WHAT IS ASKED:
Go to the line that contains "Extract the chart's" and extract it along with every line after it, exactly, through the end of the data below.
Start LISTED RECORDS
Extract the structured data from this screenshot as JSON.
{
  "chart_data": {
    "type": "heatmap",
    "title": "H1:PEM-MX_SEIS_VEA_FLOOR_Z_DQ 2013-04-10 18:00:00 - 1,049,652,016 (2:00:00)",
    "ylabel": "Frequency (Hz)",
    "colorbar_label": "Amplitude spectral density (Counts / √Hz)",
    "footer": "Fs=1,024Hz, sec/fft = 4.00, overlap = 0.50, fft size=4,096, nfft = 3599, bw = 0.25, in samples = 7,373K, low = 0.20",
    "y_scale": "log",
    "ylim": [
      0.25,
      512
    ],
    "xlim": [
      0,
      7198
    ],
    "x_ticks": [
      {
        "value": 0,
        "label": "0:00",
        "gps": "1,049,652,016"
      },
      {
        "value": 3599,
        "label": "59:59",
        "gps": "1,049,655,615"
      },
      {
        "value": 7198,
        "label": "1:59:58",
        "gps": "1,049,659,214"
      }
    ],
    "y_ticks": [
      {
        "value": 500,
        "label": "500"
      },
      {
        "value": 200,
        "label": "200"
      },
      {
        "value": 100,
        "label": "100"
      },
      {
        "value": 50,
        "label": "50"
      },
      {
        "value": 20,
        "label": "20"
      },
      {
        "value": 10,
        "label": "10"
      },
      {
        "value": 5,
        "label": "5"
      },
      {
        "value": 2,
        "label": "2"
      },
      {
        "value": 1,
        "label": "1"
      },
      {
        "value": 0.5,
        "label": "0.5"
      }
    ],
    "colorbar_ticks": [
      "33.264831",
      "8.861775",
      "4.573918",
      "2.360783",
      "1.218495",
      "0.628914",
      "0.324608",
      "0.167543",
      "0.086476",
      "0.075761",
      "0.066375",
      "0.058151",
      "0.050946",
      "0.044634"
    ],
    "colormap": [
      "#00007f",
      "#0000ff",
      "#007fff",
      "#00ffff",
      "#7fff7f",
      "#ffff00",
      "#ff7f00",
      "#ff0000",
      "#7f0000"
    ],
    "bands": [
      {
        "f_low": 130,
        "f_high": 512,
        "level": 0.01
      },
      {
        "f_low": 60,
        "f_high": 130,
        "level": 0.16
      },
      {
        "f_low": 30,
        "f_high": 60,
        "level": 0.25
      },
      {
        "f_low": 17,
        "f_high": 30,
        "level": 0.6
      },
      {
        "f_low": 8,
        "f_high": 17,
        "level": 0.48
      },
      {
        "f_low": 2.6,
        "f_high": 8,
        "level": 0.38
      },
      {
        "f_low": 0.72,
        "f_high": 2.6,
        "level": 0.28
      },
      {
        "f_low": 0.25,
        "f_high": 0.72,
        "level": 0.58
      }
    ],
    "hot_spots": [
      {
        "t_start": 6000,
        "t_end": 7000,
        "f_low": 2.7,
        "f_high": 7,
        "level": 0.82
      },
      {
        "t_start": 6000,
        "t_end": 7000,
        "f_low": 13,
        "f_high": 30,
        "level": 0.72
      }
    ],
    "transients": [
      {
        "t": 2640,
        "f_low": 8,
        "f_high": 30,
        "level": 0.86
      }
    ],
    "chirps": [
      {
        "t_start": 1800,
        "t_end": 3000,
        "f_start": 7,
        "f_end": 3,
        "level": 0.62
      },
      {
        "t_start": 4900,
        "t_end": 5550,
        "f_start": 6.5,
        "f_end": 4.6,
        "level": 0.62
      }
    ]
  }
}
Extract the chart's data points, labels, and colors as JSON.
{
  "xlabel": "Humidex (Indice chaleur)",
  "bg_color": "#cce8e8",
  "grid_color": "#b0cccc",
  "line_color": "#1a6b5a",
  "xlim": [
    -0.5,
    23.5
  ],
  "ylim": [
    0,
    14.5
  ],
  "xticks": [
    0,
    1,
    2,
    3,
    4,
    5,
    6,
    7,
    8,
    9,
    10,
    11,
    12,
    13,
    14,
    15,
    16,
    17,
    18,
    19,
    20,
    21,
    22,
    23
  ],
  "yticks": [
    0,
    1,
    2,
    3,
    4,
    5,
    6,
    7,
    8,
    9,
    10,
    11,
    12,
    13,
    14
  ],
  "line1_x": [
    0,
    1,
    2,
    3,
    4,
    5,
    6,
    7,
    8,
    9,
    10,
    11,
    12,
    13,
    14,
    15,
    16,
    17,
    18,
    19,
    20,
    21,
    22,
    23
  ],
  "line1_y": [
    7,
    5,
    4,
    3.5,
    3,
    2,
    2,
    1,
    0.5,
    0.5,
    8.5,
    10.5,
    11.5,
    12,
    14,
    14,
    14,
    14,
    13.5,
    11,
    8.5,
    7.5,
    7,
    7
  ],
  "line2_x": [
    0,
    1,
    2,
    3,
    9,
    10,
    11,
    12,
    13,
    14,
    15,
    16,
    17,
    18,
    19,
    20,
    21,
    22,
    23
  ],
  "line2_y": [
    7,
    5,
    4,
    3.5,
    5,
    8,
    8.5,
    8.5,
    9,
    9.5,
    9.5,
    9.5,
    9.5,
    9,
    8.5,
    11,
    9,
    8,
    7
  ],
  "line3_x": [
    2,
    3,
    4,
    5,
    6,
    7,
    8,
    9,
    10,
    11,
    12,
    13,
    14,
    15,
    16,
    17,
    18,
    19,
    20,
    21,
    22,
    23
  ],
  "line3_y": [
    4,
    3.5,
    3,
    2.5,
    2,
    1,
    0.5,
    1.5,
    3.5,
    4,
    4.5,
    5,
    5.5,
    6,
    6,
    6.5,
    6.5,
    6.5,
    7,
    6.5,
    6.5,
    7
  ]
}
End LISTED RECORDS
SOLVED EXERCISE:
Extract the chart's data points, labels, and colors as JSON.
{
  "xlabel": "Humidex (Indice chaleur)",
  "bg_color": "#cce8e8",
  "grid_color": "#b0cccc",
  "line_color": "#1a6b5a",
  "xlim": [
    -0.5,
    23.5
  ],
  "ylim": [
    0,
    14.5
  ],
  "xticks": [
    0,
    1,
    2,
    3,
    4,
    5,
    6,
    7,
    8,
    9,
    10,
    11,
    12,
    13,
    14,
    15,
    16,
    17,
    18,
    19,
    20,
    21,
    22,
    23
  ],
  "yticks": [
    0,
    1,
    2,
    3,
    4,
    5,
    6,
    7,
    8,
    9,
    10,
    11,
    12,
    13,
    14
  ],
  "line1_x": [
    0,
    1,
    2,
    3,
    4,
    5,
    6,
    7,
    8,
    9,
    10,
    11,
    12,
    13,
    14,
    15,
    16,
    17,
    18,
    19,
    20,
    21,
    22,
    23
  ],
  "line1_y": [
    7,
    5,
    4,
    3.5,
    3,
    2,
    2,
    1,
    0.5,
    0.5,
    8.5,
    10.5,
    11.5,
    12,
    14,
    14,
    14,
    14,
    13.5,
    11,
    8.5,
    7.5,
    7,
    7
  ],
  "line2_x": [
    0,
    1,
    2,
    3,
    9,
    10,
    11,
    12,
    13,
    14,
    15,
    16,
    17,
    18,
    19,
    20,
    21,
    22,
    23
  ],
  "line2_y": [
    7,
    5,
    4,
    3.5,
    5,
    8,
    8.5,
    8.5,
    9,
    9.5,
    9.5,
    9.5,
    9.5,
    9,
    8.5,
    11,
    9,
    8,
    7
  ],
  "line3_x": [
    2,
    3,
    4,
    5,
    6,
    7,
    8,
    9,
    10,
    11,
    12,
    13,
    14,
    15,
    16,
    17,
    18,
    19,
    20,
    21,
    22,
    23
  ],
  "line3_y": [
    4,
    3.5,
    3,
    2.5,
    2,
    1,
    0.5,
    1.5,
    3.5,
    4,
    4.5,
    5,
    5.5,
    6,
    6,
    6.5,
    6.5,
    6.5,
    7,
    6.5,
    6.5,
    7
  ]
}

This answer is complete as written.